FPSLREB Decisions

Decision Information

Summary:

The grievor grieved the employer’s decision to terminate her – the final-level grievance reply was issued on November 21, 2011 – the employer granted the grievance and returned the grievor to work – she wanted to bring issues related to her reinstatement to adjudication – the matter was not referred to adjudication until May 17, 2019 – the employer raised an objection to the timeliness of the referral – the bargaining agent assumed full responsibility for the failure to refer the grievance to adjudication in a timely manner – using the criteria in Schenkman v. Treasury Board (Public Works and Government Services Canada), 2004 PSSRB 1, the Board considered the interest of fairness to both parties – the grievor exercised due diligence in pursuing her grievance, and the delay referring it to adjudication rested entirely with the bargaining agent – however, the length of the delay was a significant factor – it was measured in years, was excessively long, and was far out of the ordinary – given the length of the delay, the Board accepted that there would be some prejudice to the employer were the extension of time granted – while the bargaining agent argued that the prejudice would be minimal, given that the grievor had two other related grievances awaiting a hearing, the Board found tenuous the connection between the termination grievance and the other two grievances – the grievor also had another avenue of recourse under s. 187 of the Federal Public Sector Labour Relations Act, which she exercised – the Board concluded that it was not in the interests of fairness to grant the extension of time to refer the grievance to adjudication.

Application dismissed.

Decision Content

Date:  20191219

File:  566-02-40448

 

  Citation:  2019 FPSLREB 126

 

Federal Public Sector

Labour Relations and

Employment Board Act and

Federal Public Sector

Labour Relations Act

Coat of Arms

Before a panel of the

Federal Public Sector

Labour Relations and

Employment Board

Between

 

NOELLE EDWARDS

Griefor

 

and

 

DEPUTY HEAD

(Canada Border Services Agency

 

Employer

 

Indexed as

Edwards v. Deputy Head (Canada Border Services Agency)

------------------------------------------------

# REQUIREMENT 1
Rewrite the listing as a numbered list, from its first line up to and including the line containing "redacted-author-name[interactable] [113, 20, 321, 46]", leaving out any blank lines.
The decision and the listing that comes next are unrelated to each other.

------------------------------------------------

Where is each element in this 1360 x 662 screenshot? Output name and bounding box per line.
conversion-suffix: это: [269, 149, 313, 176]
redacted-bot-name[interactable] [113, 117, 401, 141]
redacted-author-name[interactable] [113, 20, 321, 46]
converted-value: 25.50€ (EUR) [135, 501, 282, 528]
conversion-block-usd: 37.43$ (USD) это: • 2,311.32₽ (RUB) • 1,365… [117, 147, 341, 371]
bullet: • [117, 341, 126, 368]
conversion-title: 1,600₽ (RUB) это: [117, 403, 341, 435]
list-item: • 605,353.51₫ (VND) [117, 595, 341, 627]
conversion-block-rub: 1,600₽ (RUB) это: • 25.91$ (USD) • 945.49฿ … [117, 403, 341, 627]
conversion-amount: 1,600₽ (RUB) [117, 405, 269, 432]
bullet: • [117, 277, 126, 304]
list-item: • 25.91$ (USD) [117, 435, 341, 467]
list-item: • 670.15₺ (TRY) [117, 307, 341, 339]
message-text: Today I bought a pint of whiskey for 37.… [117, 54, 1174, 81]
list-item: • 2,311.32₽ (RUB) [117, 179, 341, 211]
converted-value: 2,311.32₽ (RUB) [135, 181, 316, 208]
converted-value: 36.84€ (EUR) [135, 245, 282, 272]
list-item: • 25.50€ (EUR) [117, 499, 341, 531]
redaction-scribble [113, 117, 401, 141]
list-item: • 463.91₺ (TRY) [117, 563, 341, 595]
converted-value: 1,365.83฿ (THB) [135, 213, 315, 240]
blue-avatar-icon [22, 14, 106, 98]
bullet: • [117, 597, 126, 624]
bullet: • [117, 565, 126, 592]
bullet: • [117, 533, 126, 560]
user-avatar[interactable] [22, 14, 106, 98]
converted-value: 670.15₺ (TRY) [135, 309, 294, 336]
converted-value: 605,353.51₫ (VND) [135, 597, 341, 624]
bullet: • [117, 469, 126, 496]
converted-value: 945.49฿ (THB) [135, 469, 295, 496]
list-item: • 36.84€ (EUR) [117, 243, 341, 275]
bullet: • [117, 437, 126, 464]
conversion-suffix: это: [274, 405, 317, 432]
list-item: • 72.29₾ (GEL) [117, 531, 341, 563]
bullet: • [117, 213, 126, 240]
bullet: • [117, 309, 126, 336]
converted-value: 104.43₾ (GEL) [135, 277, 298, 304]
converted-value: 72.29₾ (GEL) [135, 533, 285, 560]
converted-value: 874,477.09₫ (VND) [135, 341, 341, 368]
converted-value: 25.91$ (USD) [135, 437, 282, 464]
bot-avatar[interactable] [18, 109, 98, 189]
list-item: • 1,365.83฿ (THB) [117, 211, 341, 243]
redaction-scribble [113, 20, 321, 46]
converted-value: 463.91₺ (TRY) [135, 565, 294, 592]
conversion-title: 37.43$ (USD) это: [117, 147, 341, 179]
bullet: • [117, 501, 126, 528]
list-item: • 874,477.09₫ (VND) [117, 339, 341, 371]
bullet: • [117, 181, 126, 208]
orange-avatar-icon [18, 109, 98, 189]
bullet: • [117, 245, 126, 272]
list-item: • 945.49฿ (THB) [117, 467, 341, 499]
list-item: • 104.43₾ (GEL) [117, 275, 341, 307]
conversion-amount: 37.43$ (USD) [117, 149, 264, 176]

------------------------------------------------

# REQUIREMENT 2
According to the decision, on what date was the final-level grievance reply issued?

# EXERCISE RESULT 1
1. Where is each element in this 1360 x 662 screenshot? Output name and bounding box per line.
2. conversion-suffix: это: [269, 149, 313, 176]
3. redacted-bot-name[interactable] [113, 117, 401, 141]
4. redacted-author-name[interactable] [113, 20, 321, 46]

# EXERCISE RESULT 2
November 21, 2011.